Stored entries
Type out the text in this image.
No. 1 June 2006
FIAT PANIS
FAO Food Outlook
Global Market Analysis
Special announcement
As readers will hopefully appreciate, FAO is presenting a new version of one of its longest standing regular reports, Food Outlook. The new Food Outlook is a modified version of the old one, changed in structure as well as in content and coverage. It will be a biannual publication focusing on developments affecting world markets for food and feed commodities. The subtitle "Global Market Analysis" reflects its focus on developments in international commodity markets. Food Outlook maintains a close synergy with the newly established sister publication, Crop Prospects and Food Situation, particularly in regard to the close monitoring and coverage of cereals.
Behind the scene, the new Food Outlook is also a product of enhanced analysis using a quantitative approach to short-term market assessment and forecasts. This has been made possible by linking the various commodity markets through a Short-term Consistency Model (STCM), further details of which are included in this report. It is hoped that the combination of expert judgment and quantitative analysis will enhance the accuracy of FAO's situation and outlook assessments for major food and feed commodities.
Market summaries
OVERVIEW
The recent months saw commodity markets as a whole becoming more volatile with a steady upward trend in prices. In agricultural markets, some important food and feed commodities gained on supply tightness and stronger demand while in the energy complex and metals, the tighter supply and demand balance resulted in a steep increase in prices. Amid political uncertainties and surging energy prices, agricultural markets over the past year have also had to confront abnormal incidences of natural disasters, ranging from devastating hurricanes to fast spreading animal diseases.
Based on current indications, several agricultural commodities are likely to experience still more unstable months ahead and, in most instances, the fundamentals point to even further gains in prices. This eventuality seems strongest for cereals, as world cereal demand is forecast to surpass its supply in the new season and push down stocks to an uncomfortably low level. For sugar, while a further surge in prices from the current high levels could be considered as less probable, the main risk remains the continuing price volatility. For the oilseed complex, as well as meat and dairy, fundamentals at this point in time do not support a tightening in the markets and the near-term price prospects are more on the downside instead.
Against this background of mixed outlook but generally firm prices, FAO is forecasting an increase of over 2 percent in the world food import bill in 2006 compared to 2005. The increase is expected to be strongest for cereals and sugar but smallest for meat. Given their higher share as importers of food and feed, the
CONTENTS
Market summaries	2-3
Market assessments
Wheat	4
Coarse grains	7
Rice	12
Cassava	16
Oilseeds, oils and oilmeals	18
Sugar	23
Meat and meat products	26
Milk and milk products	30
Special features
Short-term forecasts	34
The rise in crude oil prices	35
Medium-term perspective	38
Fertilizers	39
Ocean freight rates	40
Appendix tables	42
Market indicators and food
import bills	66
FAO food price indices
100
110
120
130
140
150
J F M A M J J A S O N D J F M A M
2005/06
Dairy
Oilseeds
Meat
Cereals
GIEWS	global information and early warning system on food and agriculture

■ **Stated goal**: Count each line of the entries that holds the word "term", then state the total and nothing more.

■ **Expected output**: 4